Exercise: Give the number of lines that include the word "determination", and nothing else.

Start of Data supplied

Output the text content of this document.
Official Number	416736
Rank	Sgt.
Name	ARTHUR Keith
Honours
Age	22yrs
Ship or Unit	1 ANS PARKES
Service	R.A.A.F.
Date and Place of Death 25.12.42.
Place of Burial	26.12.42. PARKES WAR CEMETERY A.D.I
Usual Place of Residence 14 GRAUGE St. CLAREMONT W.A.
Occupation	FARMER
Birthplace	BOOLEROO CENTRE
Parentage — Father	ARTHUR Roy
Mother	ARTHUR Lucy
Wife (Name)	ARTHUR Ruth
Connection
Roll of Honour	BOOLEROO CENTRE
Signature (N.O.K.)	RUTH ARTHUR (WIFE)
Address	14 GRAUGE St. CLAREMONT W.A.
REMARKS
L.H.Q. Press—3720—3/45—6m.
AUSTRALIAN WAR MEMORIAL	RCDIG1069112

End of Data supplied
Start of Data supplied

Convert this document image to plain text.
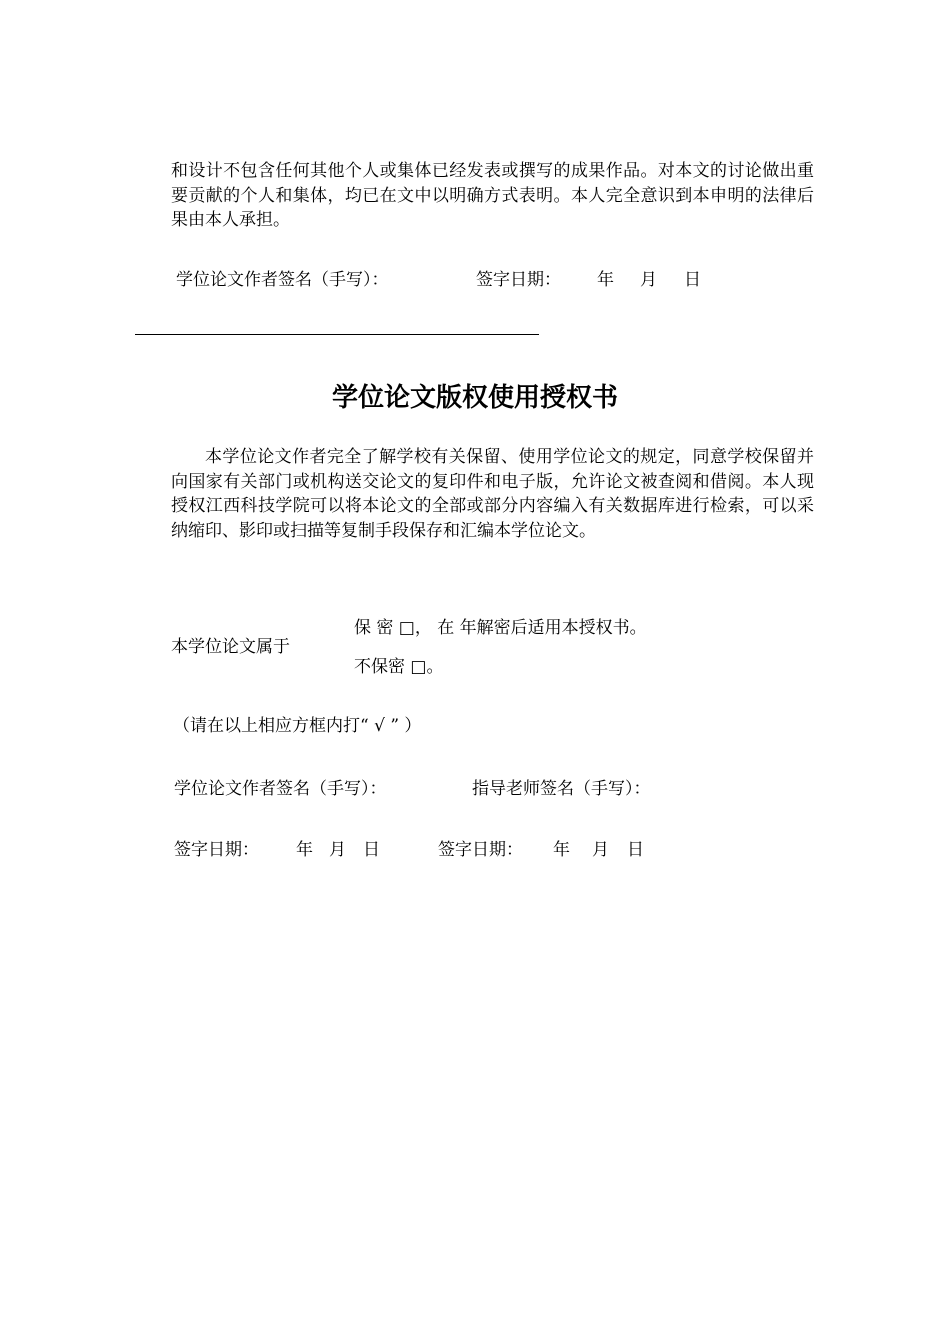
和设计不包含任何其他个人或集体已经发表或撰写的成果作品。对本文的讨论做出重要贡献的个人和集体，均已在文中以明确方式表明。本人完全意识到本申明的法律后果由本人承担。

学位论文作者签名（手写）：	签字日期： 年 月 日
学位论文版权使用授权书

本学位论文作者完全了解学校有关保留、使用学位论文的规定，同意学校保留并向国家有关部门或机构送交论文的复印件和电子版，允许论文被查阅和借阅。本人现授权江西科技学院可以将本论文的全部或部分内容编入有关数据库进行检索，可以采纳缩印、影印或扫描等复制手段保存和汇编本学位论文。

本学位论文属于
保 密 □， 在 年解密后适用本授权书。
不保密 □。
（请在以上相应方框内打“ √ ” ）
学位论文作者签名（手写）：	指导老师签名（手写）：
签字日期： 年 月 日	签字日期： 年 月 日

End of Data supplied
Start of Data supplied

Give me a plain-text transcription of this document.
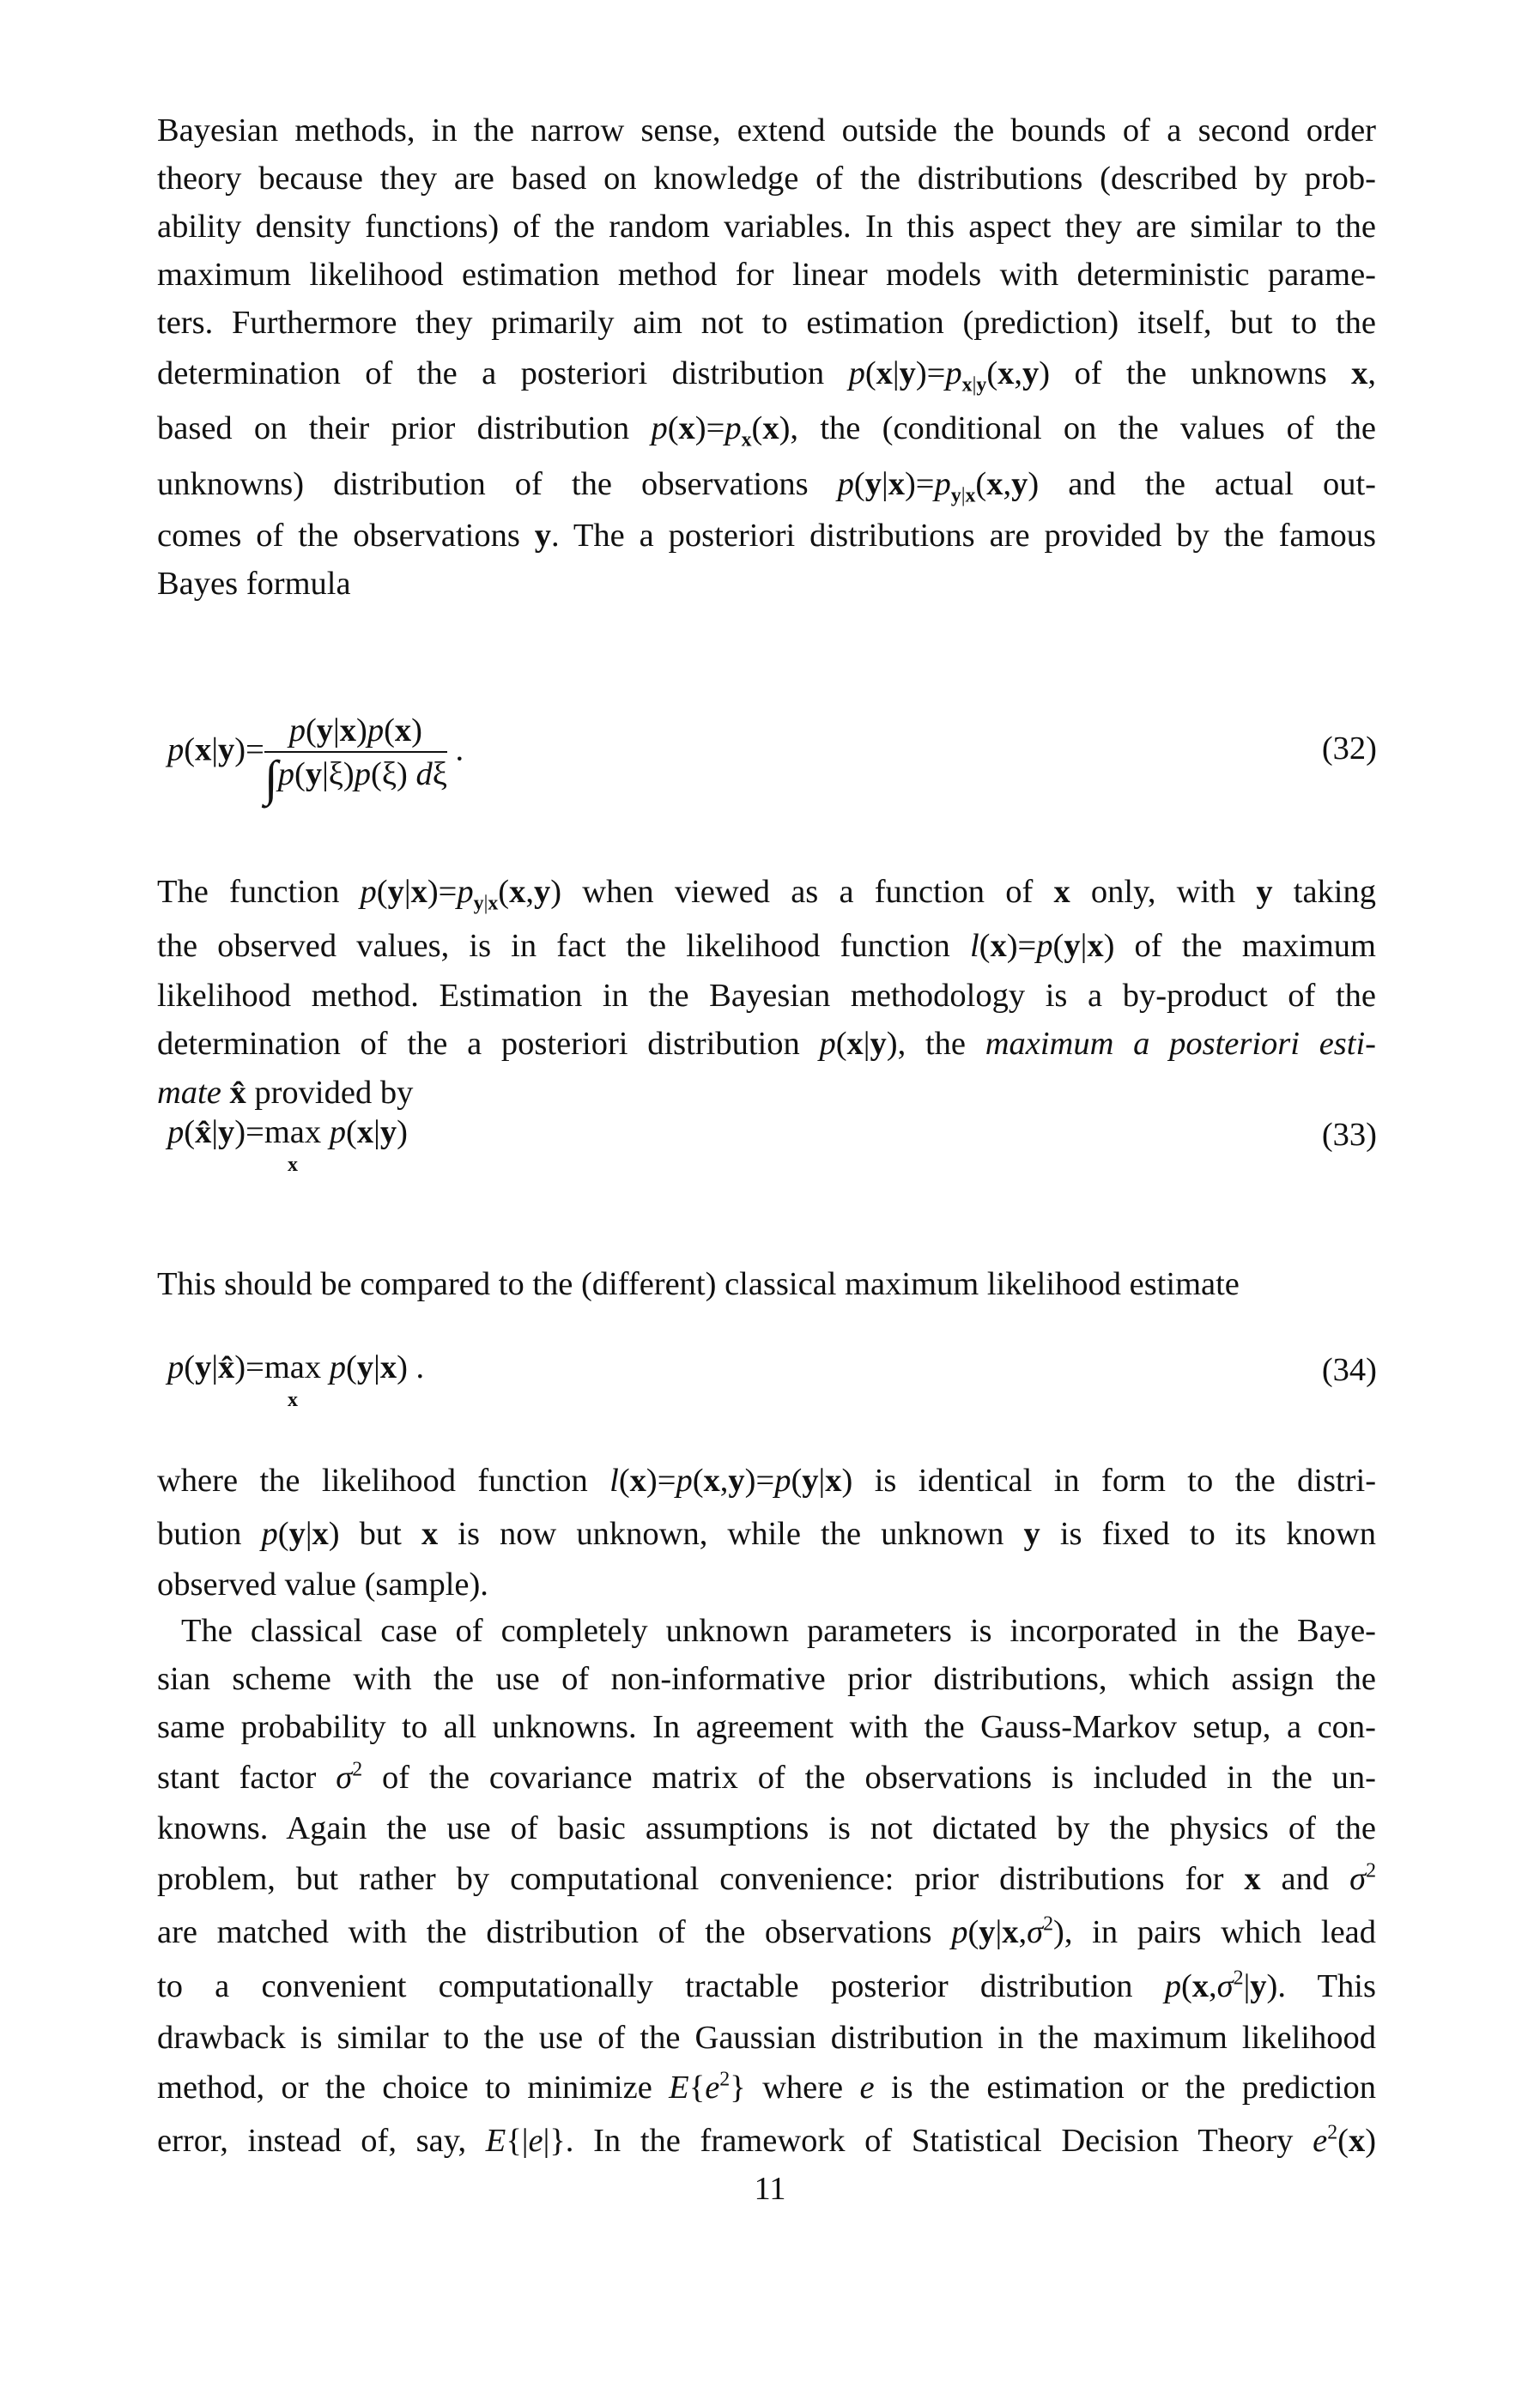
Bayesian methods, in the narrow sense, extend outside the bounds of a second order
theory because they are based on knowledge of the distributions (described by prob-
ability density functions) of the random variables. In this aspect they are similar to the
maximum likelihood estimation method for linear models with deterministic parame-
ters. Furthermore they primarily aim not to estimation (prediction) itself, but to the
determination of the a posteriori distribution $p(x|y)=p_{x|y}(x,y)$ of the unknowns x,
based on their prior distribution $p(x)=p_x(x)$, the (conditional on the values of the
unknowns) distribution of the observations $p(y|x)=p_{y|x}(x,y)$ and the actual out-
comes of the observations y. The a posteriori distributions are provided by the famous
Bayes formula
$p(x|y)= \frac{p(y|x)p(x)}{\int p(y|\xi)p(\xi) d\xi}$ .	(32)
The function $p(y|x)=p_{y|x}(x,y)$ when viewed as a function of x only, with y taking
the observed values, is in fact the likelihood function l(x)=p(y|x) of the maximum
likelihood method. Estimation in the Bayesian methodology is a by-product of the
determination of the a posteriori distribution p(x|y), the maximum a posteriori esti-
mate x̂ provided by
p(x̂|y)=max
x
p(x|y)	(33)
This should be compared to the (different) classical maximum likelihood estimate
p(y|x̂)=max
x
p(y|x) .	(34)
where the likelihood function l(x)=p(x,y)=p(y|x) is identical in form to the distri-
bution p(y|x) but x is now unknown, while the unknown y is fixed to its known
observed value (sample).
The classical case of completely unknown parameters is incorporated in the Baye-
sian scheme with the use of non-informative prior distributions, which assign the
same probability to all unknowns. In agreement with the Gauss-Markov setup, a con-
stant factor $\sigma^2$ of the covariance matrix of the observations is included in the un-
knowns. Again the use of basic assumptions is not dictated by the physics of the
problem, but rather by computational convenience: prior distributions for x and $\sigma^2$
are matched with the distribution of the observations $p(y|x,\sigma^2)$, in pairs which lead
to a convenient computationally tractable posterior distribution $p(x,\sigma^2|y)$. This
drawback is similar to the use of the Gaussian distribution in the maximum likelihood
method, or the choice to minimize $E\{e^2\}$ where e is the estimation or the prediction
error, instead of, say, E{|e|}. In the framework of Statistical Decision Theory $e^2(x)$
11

End of Data supplied

Correct output: 2